◆ Text under study ◆
*** Begin section ***
How do you puzzle a MythBuster? Ask him what he does. Adam Savage, 47, the extroverted half of the hit Discovery Channel show "MythBusters," has methodically debunked countless legends since the show’s 2003 debut. Beyond television, his lengthy resume is a mixed matrix of trade professions: acting, animating, big-budget set designing — and that’s skipping some technical vocations. So it’s plausible to say Savage has the techy stuff figured out, but adding a concrete label to his own livelihood is something he’s only recently demystified.
The MythBusters’ tour stops in West Michigan this month — how do you like the road? I know this is the last stage tour for co-host Jamie Hyneman.
Savage: I personally love it. We’ve been touring a couple times a year. I find it creatively invigorating. On a day-to-day level, MythBusters is not a very glamourous job. We do pretty much all of the work ourselves and get dirty and cranky, but can also have a lot of fun. Out on stage, I personally feel like I’m getting a college education in performance. The show is not a static object. It changes from night to night. That interaction with the audience is a completely different kind of creative endeavor than making a television show, and I love it.
Getting on stage is sort of an extension of your early acting career.
*** End section ***
◆ Given records ◆
*** Begin section ***
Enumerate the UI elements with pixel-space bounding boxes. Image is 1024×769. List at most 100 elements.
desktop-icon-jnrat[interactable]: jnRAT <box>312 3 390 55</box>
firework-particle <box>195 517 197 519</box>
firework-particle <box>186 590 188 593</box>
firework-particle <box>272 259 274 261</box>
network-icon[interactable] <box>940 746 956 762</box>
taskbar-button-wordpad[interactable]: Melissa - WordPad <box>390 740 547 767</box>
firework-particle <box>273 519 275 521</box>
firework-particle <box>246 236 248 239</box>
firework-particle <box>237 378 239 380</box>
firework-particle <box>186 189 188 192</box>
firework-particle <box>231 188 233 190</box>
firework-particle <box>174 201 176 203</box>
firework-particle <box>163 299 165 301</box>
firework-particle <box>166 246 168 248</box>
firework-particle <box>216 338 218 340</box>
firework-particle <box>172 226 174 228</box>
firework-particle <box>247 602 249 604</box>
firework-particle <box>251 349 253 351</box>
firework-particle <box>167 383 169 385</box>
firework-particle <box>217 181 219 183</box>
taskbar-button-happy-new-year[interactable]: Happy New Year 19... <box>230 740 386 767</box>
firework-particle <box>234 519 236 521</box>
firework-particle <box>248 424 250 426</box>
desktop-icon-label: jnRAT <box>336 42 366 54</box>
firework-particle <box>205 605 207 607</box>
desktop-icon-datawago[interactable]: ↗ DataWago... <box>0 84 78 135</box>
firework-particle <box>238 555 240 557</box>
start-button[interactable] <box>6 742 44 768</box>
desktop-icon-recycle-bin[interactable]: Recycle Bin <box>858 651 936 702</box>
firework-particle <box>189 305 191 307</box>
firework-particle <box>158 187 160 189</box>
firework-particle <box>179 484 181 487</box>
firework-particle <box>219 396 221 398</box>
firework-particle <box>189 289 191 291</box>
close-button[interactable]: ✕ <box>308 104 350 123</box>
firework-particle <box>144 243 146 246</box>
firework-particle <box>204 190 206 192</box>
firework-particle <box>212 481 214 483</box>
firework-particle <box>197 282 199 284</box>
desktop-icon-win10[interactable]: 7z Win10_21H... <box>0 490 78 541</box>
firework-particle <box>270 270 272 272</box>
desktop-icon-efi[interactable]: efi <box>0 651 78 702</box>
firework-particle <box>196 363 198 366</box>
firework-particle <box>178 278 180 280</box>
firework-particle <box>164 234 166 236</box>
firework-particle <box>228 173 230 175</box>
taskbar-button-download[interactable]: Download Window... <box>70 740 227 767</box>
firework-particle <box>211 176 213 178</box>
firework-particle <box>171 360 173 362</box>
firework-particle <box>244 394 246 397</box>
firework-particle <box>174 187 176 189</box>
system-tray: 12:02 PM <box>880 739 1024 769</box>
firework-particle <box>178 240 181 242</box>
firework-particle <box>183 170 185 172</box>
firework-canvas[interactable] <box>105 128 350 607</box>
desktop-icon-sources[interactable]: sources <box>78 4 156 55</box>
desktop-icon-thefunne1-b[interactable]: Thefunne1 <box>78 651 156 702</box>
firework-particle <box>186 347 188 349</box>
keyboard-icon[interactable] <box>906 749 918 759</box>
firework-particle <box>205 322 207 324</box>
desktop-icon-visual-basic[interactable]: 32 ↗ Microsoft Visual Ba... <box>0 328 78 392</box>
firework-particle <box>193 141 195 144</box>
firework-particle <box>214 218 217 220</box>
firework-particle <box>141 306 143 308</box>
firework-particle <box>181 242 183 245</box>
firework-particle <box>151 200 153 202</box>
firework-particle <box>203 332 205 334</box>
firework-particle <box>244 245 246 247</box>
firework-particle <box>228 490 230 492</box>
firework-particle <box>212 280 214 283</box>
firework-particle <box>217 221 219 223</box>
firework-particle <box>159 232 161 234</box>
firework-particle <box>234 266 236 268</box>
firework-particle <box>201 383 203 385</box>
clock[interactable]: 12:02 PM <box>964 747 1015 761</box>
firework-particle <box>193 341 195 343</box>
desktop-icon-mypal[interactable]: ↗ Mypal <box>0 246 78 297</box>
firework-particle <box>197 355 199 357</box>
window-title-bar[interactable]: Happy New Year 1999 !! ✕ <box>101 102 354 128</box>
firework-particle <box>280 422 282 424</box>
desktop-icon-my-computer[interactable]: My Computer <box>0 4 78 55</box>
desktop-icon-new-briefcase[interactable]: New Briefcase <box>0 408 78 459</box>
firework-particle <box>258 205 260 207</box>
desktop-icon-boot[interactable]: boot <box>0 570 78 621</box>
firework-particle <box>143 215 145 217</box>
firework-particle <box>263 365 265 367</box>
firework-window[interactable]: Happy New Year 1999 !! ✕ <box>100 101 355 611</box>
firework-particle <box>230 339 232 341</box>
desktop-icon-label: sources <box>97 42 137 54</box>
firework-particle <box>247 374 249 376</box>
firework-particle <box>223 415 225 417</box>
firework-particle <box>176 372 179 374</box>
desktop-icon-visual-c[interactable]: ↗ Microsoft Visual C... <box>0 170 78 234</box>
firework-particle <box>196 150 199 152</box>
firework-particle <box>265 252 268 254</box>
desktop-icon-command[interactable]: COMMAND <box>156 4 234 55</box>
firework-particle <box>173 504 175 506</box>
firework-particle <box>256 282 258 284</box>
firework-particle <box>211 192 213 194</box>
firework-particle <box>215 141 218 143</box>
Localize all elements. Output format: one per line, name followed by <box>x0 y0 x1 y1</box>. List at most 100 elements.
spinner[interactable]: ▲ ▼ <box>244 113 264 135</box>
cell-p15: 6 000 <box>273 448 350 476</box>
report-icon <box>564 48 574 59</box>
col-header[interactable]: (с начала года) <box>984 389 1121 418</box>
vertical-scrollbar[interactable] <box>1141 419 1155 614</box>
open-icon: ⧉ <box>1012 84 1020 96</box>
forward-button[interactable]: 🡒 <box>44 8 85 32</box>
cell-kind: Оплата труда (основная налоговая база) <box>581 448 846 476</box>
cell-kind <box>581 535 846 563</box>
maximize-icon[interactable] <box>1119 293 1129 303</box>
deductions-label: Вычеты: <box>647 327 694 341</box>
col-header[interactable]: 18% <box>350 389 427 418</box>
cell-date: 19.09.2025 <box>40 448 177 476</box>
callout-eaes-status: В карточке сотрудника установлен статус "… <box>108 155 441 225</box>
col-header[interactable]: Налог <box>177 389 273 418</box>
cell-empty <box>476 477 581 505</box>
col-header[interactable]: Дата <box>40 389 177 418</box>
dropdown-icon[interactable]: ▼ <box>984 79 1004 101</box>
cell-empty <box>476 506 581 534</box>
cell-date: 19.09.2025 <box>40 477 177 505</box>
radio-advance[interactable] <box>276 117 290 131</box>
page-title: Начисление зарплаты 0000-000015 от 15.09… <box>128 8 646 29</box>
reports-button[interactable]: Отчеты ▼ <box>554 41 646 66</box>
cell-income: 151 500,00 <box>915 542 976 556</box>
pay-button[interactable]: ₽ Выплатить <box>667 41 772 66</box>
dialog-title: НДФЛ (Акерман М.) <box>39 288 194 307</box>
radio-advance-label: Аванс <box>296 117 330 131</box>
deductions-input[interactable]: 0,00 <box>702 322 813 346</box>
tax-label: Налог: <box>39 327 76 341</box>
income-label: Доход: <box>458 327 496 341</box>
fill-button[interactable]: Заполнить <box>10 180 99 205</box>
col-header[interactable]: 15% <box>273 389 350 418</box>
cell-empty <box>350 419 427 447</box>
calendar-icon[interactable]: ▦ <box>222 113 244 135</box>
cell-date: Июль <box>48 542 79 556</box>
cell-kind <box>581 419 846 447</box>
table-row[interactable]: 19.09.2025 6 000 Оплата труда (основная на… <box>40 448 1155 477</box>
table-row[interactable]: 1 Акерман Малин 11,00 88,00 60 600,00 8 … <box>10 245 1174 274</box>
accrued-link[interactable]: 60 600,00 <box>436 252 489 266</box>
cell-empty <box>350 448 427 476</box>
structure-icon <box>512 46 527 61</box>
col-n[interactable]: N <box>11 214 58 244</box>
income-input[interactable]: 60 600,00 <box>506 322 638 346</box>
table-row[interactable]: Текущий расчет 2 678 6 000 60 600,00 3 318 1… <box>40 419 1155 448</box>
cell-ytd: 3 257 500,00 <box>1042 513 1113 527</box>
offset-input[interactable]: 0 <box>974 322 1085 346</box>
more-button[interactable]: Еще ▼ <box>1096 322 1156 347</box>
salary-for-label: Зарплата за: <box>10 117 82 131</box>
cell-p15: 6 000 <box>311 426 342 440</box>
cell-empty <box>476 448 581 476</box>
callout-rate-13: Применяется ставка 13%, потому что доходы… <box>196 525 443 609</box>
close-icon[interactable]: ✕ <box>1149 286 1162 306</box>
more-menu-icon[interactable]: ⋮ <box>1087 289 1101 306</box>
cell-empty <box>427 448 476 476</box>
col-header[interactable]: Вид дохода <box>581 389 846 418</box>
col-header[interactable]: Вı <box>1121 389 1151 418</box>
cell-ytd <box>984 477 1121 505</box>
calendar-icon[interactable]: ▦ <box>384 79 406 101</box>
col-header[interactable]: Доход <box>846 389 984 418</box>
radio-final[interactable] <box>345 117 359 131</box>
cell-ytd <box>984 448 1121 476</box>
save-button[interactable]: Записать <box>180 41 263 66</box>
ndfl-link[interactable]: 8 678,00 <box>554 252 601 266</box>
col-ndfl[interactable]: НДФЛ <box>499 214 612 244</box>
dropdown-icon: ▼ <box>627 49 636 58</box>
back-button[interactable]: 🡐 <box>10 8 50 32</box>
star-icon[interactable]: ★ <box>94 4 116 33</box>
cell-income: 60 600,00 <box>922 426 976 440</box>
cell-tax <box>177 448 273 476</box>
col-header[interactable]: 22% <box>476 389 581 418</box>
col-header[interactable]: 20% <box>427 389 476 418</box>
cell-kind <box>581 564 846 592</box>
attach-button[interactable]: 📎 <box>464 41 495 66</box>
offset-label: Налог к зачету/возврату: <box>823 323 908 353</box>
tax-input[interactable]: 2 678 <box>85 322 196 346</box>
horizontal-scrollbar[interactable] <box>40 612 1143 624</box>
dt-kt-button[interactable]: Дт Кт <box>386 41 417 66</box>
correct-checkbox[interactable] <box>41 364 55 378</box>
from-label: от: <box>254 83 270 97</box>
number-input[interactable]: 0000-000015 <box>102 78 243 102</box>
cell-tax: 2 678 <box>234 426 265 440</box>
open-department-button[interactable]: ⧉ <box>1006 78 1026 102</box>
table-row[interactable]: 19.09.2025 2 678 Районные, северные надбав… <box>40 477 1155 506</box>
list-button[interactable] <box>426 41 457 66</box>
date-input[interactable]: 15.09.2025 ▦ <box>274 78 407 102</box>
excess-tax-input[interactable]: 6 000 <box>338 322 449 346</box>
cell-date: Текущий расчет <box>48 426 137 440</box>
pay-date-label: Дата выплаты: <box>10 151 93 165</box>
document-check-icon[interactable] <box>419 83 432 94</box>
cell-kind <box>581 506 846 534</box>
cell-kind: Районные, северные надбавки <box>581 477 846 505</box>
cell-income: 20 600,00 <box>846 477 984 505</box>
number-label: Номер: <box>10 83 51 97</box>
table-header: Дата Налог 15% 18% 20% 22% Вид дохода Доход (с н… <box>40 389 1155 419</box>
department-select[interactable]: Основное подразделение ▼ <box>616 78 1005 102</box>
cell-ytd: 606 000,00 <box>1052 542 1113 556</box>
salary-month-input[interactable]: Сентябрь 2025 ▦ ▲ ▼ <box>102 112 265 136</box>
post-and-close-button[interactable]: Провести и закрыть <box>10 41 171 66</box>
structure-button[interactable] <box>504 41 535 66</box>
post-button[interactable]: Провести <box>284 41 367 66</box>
*** End section ***
◆ Required tasks ◆
**A)** Write out the passage of the Adam Savage interview starting at "Savage: I personally" and ending at "and I love it.".
**B)** According to the Adam Savage interview, how often have the MythBusters been touring?

◆ Results for the exercise ◆
**A)**
Savage: I personally love it. We’ve been touring a couple times a year. I find it creatively invigorating. On a day-to-day level, MythBusters is not a very glamourous job. We do pretty much all of the work ourselves and get dirty and cranky, but can also have a lot of fun. Out on stage, I personally feel like I’m getting a college education in performance. The show is not a static object. It changes from night to night. That interaction with the audience is a completely different kind of creative endeavor than making a television show, and I love it.

**B)** A couple times a year.